WHAT TO DO
Find the number of lines in these records where the word "name" appears. Reply with that number and nothing more.

▽

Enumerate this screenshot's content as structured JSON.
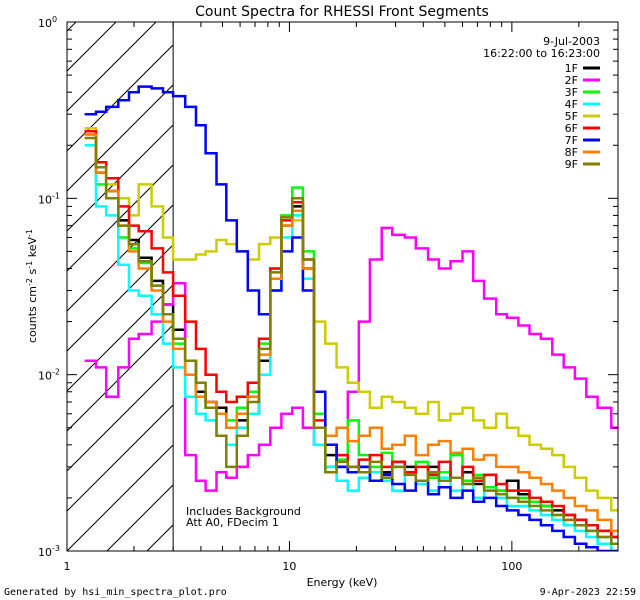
{
  "chart_data": {
    "type": "line",
    "title": "Count Spectra for RHESSI Front Segments",
    "xlabel": "Energy (keV)",
    "ylabel": "counts cm",
    "ylabel_parts": {
      "base": "counts cm",
      "sup1": "-2",
      "mid": " s",
      "sup2": "-1",
      "unit": " keV",
      "sup3": "-1"
    },
    "xscale": "log",
    "yscale": "log",
    "xlim": [
      1,
      300
    ],
    "ylim": [
      0.001,
      1
    ],
    "x_ticks": [
      {
        "v": 1,
        "label": "1"
      },
      {
        "v": 10,
        "label": "10"
      },
      {
        "v": 100,
        "label": "100"
      }
    ],
    "y_ticks": [
      {
        "v": 0.001,
        "base": "10",
        "exp": "-3"
      },
      {
        "v": 0.01,
        "base": "10",
        "exp": "-2"
      },
      {
        "v": 0.1,
        "base": "10",
        "exp": "-1"
      },
      {
        "v": 1,
        "base": "10",
        "exp": "0"
      }
    ],
    "date": "9-Jul-2003",
    "time_range": "16:22:00 to 16:23:00",
    "annotation": [
      "Includes Background",
      "Att A0, FDecim 1"
    ],
    "shaded_region": [
      1,
      3
    ],
    "footer_left": "Generated by hsi_min_spectra_plot.pro",
    "footer_right": "9-Apr-2023 22:59",
    "series": [
      {
        "name": "1F",
        "color": "#000000",
        "x": [
          1.2,
          1.35,
          1.5,
          1.7,
          1.9,
          2.1,
          2.4,
          2.7,
          3.0,
          3.4,
          3.8,
          4.2,
          4.7,
          5.2,
          5.8,
          6.5,
          7.3,
          8.2,
          9.2,
          10.3,
          11.5,
          12.9,
          14.5,
          16.3,
          18.3,
          20.5,
          23,
          26,
          29,
          33,
          37,
          42,
          47,
          53,
          60,
          67,
          75,
          85,
          95,
          107,
          120,
          135,
          152,
          171,
          192,
          216,
          243,
          280
        ],
        "y": [
          0.24,
          0.14,
          0.11,
          0.075,
          0.058,
          0.046,
          0.034,
          0.025,
          0.018,
          0.012,
          0.008,
          0.007,
          0.0065,
          0.005,
          0.0055,
          0.006,
          0.012,
          0.035,
          0.07,
          0.09,
          0.04,
          0.006,
          0.0035,
          0.003,
          0.0028,
          0.003,
          0.0025,
          0.0028,
          0.0032,
          0.003,
          0.0025,
          0.003,
          0.0028,
          0.0026,
          0.0028,
          0.0024,
          0.0027,
          0.0022,
          0.0025,
          0.0021,
          0.0019,
          0.0018,
          0.0017,
          0.0016,
          0.0015,
          0.0014,
          0.0013,
          0.0012
        ]
      },
      {
        "name": "2F",
        "color": "#ff00ff",
        "x": [
          1.2,
          1.35,
          1.5,
          1.7,
          1.9,
          2.1,
          2.4,
          2.7,
          3.0,
          3.4,
          3.8,
          4.2,
          4.7,
          5.2,
          5.8,
          6.5,
          7.3,
          8.2,
          9.2,
          10.3,
          11.5,
          12.9,
          14.5,
          16.3,
          18.3,
          20.5,
          23,
          26,
          29,
          33,
          37,
          42,
          47,
          53,
          60,
          67,
          75,
          85,
          95,
          107,
          120,
          135,
          152,
          171,
          192,
          216,
          243,
          280
        ],
        "y": [
          0.012,
          0.011,
          0.0075,
          0.011,
          0.016,
          0.017,
          0.02,
          0.025,
          0.033,
          0.0035,
          0.0025,
          0.0022,
          0.0028,
          0.0026,
          0.003,
          0.0035,
          0.004,
          0.005,
          0.006,
          0.0065,
          0.005,
          0.004,
          0.003,
          0.0035,
          0.008,
          0.02,
          0.045,
          0.068,
          0.062,
          0.06,
          0.052,
          0.045,
          0.04,
          0.044,
          0.05,
          0.034,
          0.027,
          0.022,
          0.021,
          0.019,
          0.017,
          0.016,
          0.013,
          0.011,
          0.0095,
          0.0075,
          0.0065,
          0.005
        ]
      },
      {
        "name": "3F",
        "color": "#00ff00",
        "x": [
          1.2,
          1.35,
          1.5,
          1.7,
          1.9,
          2.1,
          2.4,
          2.7,
          3.0,
          3.4,
          3.8,
          4.2,
          4.7,
          5.2,
          5.8,
          6.5,
          7.3,
          8.2,
          9.2,
          10.3,
          11.5,
          12.9,
          14.5,
          16.3,
          18.3,
          20.5,
          23,
          26,
          29,
          33,
          37,
          42,
          47,
          53,
          60,
          67,
          75,
          85,
          95,
          107,
          120,
          135,
          152,
          171,
          192,
          216,
          243,
          280
        ],
        "y": [
          0.23,
          0.12,
          0.1,
          0.06,
          0.052,
          0.043,
          0.032,
          0.022,
          0.015,
          0.01,
          0.0075,
          0.0065,
          0.006,
          0.0055,
          0.0065,
          0.008,
          0.015,
          0.04,
          0.08,
          0.115,
          0.05,
          0.006,
          0.004,
          0.0033,
          0.0055,
          0.0035,
          0.003,
          0.0036,
          0.003,
          0.0028,
          0.0032,
          0.0026,
          0.0028,
          0.0035,
          0.0025,
          0.0027,
          0.0023,
          0.0022,
          0.002,
          0.002,
          0.0019,
          0.0018,
          0.0016,
          0.0015,
          0.0014,
          0.0013,
          0.0012,
          0.0011
        ]
      },
      {
        "name": "4F",
        "color": "#00ffff",
        "x": [
          1.2,
          1.35,
          1.5,
          1.7,
          1.9,
          2.1,
          2.4,
          2.7,
          3.0,
          3.4,
          3.8,
          4.2,
          4.7,
          5.2,
          5.8,
          6.5,
          7.3,
          8.2,
          9.2,
          10.3,
          11.5,
          12.9,
          14.5,
          16.3,
          18.3,
          20.5,
          23,
          26,
          29,
          33,
          37,
          42,
          47,
          53,
          60,
          67,
          75,
          85,
          95,
          107,
          120,
          135,
          152,
          171,
          192,
          216,
          243,
          280
        ],
        "y": [
          0.2,
          0.09,
          0.08,
          0.042,
          0.03,
          0.028,
          0.022,
          0.015,
          0.011,
          0.0075,
          0.006,
          0.0055,
          0.0045,
          0.004,
          0.005,
          0.006,
          0.01,
          0.03,
          0.06,
          0.08,
          0.035,
          0.004,
          0.003,
          0.0025,
          0.0022,
          0.0026,
          0.0028,
          0.0025,
          0.0022,
          0.0028,
          0.0024,
          0.0022,
          0.0026,
          0.0022,
          0.0024,
          0.002,
          0.0022,
          0.002,
          0.0018,
          0.0018,
          0.0017,
          0.0016,
          0.0015,
          0.0014,
          0.0013,
          0.0012,
          0.0011,
          0.001
        ]
      },
      {
        "name": "5F",
        "color": "#cccc00",
        "x": [
          1.2,
          1.35,
          1.5,
          1.7,
          1.9,
          2.1,
          2.4,
          2.7,
          3.0,
          3.4,
          3.8,
          4.2,
          4.7,
          5.2,
          5.8,
          6.5,
          7.3,
          8.2,
          9.2,
          10.3,
          11.5,
          12.9,
          14.5,
          16.3,
          18.3,
          20.5,
          23,
          26,
          29,
          33,
          37,
          42,
          47,
          53,
          60,
          67,
          75,
          85,
          95,
          107,
          120,
          135,
          152,
          171,
          192,
          216,
          243,
          280
        ],
        "y": [
          0.25,
          0.15,
          0.12,
          0.1,
          0.08,
          0.12,
          0.09,
          0.06,
          0.045,
          0.045,
          0.048,
          0.05,
          0.058,
          0.055,
          0.05,
          0.045,
          0.055,
          0.06,
          0.07,
          0.075,
          0.04,
          0.02,
          0.015,
          0.011,
          0.009,
          0.008,
          0.0065,
          0.0075,
          0.007,
          0.0065,
          0.006,
          0.007,
          0.0055,
          0.006,
          0.0065,
          0.0055,
          0.005,
          0.006,
          0.005,
          0.0045,
          0.004,
          0.0038,
          0.0035,
          0.003,
          0.0026,
          0.0022,
          0.002,
          0.0017
        ]
      },
      {
        "name": "6F",
        "color": "#ff0000",
        "x": [
          1.2,
          1.35,
          1.5,
          1.7,
          1.9,
          2.1,
          2.4,
          2.7,
          3.0,
          3.4,
          3.8,
          4.2,
          4.7,
          5.2,
          5.8,
          6.5,
          7.3,
          8.2,
          9.2,
          10.3,
          11.5,
          12.9,
          14.5,
          16.3,
          18.3,
          20.5,
          23,
          26,
          29,
          33,
          37,
          42,
          47,
          53,
          60,
          67,
          75,
          85,
          95,
          107,
          120,
          135,
          152,
          171,
          192,
          216,
          243,
          280
        ],
        "y": [
          0.24,
          0.16,
          0.13,
          0.09,
          0.07,
          0.065,
          0.052,
          0.038,
          0.028,
          0.02,
          0.014,
          0.01,
          0.008,
          0.007,
          0.0075,
          0.009,
          0.016,
          0.04,
          0.075,
          0.095,
          0.045,
          0.0055,
          0.004,
          0.0035,
          0.003,
          0.0033,
          0.0035,
          0.003,
          0.0032,
          0.0028,
          0.003,
          0.0027,
          0.0032,
          0.0026,
          0.003,
          0.0025,
          0.0027,
          0.0024,
          0.0022,
          0.0022,
          0.002,
          0.0019,
          0.0018,
          0.0016,
          0.0015,
          0.0014,
          0.0013,
          0.0012
        ]
      },
      {
        "name": "7F",
        "color": "#0000ff",
        "x": [
          1.2,
          1.35,
          1.5,
          1.7,
          1.9,
          2.1,
          2.4,
          2.7,
          3.0,
          3.4,
          3.8,
          4.2,
          4.7,
          5.2,
          5.8,
          6.5,
          7.3,
          8.2,
          9.2,
          10.3,
          11.5,
          12.9,
          14.5,
          16.3,
          18.3,
          20.5,
          23,
          26,
          29,
          33,
          37,
          42,
          47,
          53,
          60,
          67,
          75,
          85,
          95,
          107,
          120,
          135,
          152,
          171,
          192,
          216,
          243,
          280
        ],
        "y": [
          0.3,
          0.31,
          0.33,
          0.36,
          0.4,
          0.43,
          0.42,
          0.4,
          0.38,
          0.33,
          0.26,
          0.18,
          0.12,
          0.075,
          0.05,
          0.03,
          0.022,
          0.03,
          0.05,
          0.06,
          0.03,
          0.008,
          0.004,
          0.003,
          0.0028,
          0.003,
          0.0025,
          0.0027,
          0.0024,
          0.0022,
          0.0025,
          0.0021,
          0.0023,
          0.002,
          0.0022,
          0.0019,
          0.002,
          0.0018,
          0.0017,
          0.0016,
          0.0015,
          0.0014,
          0.0013,
          0.0012,
          0.0011,
          0.00105,
          0.001,
          0.001
        ]
      },
      {
        "name": "8F",
        "color": "#ff8000",
        "x": [
          1.2,
          1.35,
          1.5,
          1.7,
          1.9,
          2.1,
          2.4,
          2.7,
          3.0,
          3.4,
          3.8,
          4.2,
          4.7,
          5.2,
          5.8,
          6.5,
          7.3,
          8.2,
          9.2,
          10.3,
          11.5,
          12.9,
          14.5,
          16.3,
          18.3,
          20.5,
          23,
          26,
          29,
          33,
          37,
          42,
          47,
          53,
          60,
          67,
          75,
          85,
          95,
          107,
          120,
          135,
          152,
          171,
          192,
          216,
          243,
          280
        ],
        "y": [
          0.23,
          0.14,
          0.11,
          0.07,
          0.05,
          0.04,
          0.03,
          0.02,
          0.014,
          0.01,
          0.0075,
          0.007,
          0.006,
          0.005,
          0.006,
          0.0075,
          0.013,
          0.035,
          0.07,
          0.085,
          0.04,
          0.005,
          0.0045,
          0.005,
          0.0042,
          0.0045,
          0.005,
          0.0038,
          0.004,
          0.0045,
          0.0035,
          0.004,
          0.0042,
          0.0036,
          0.0038,
          0.0033,
          0.0035,
          0.003,
          0.003,
          0.0028,
          0.0026,
          0.0024,
          0.0022,
          0.002,
          0.0018,
          0.0017,
          0.0015,
          0.0013
        ]
      },
      {
        "name": "9F",
        "color": "#808000",
        "x": [
          1.2,
          1.35,
          1.5,
          1.7,
          1.9,
          2.1,
          2.4,
          2.7,
          3.0,
          3.4,
          3.8,
          4.2,
          4.7,
          5.2,
          5.8,
          6.5,
          7.3,
          8.2,
          9.2,
          10.3,
          11.5,
          12.9,
          14.5,
          16.3,
          18.3,
          20.5,
          23,
          26,
          29,
          33,
          37,
          42,
          47,
          53,
          60,
          67,
          75,
          85,
          95,
          107,
          120,
          135,
          152,
          171,
          192,
          216,
          243,
          280
        ],
        "y": [
          0.22,
          0.15,
          0.1,
          0.07,
          0.055,
          0.044,
          0.032,
          0.022,
          0.016,
          0.012,
          0.009,
          0.0065,
          0.0045,
          0.003,
          0.0045,
          0.007,
          0.014,
          0.038,
          0.078,
          0.1,
          0.045,
          0.005,
          0.0028,
          0.0032,
          0.003,
          0.0028,
          0.0032,
          0.0026,
          0.003,
          0.0027,
          0.0025,
          0.0028,
          0.0025,
          0.0026,
          0.0024,
          0.0026,
          0.0022,
          0.0021,
          0.002,
          0.0019,
          0.0018,
          0.0017,
          0.0016,
          0.0015,
          0.0014,
          0.0013,
          0.0012,
          0.0011
        ]
      }
    ]
  }
}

△

TASK ANSWER
9